**Exercise description**: Each line that has the string "data" must be copied from the records below.

**Source material**:
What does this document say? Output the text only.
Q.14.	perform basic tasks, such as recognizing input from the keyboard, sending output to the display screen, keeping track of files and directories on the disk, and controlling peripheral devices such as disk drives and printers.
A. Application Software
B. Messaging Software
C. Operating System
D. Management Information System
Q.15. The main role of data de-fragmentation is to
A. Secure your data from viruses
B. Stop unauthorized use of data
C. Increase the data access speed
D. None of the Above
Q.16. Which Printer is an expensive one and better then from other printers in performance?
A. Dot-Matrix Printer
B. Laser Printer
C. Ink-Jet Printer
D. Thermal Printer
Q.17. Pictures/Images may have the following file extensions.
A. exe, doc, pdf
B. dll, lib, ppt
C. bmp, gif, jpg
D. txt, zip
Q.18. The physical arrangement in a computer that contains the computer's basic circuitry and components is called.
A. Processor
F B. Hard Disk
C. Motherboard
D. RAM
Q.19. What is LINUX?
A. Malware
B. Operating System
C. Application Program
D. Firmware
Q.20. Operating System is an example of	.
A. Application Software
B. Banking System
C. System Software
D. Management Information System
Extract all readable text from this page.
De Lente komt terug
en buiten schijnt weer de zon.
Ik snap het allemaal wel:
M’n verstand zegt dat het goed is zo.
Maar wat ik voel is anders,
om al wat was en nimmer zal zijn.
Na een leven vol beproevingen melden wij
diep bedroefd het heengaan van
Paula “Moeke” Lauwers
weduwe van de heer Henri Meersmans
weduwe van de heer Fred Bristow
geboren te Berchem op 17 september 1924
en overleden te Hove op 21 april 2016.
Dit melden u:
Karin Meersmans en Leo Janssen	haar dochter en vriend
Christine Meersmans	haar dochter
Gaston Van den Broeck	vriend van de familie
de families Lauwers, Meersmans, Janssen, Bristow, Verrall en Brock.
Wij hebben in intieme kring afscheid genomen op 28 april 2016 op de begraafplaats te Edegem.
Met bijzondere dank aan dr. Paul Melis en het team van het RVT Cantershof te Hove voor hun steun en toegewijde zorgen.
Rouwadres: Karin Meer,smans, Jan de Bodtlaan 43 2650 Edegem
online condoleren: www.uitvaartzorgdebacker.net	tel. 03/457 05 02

**Task result**:
Q.15. The main role of data de-fragmentation is to
A. Secure your data from viruses
B. Stop unauthorized use of data
C. Increase the data access speed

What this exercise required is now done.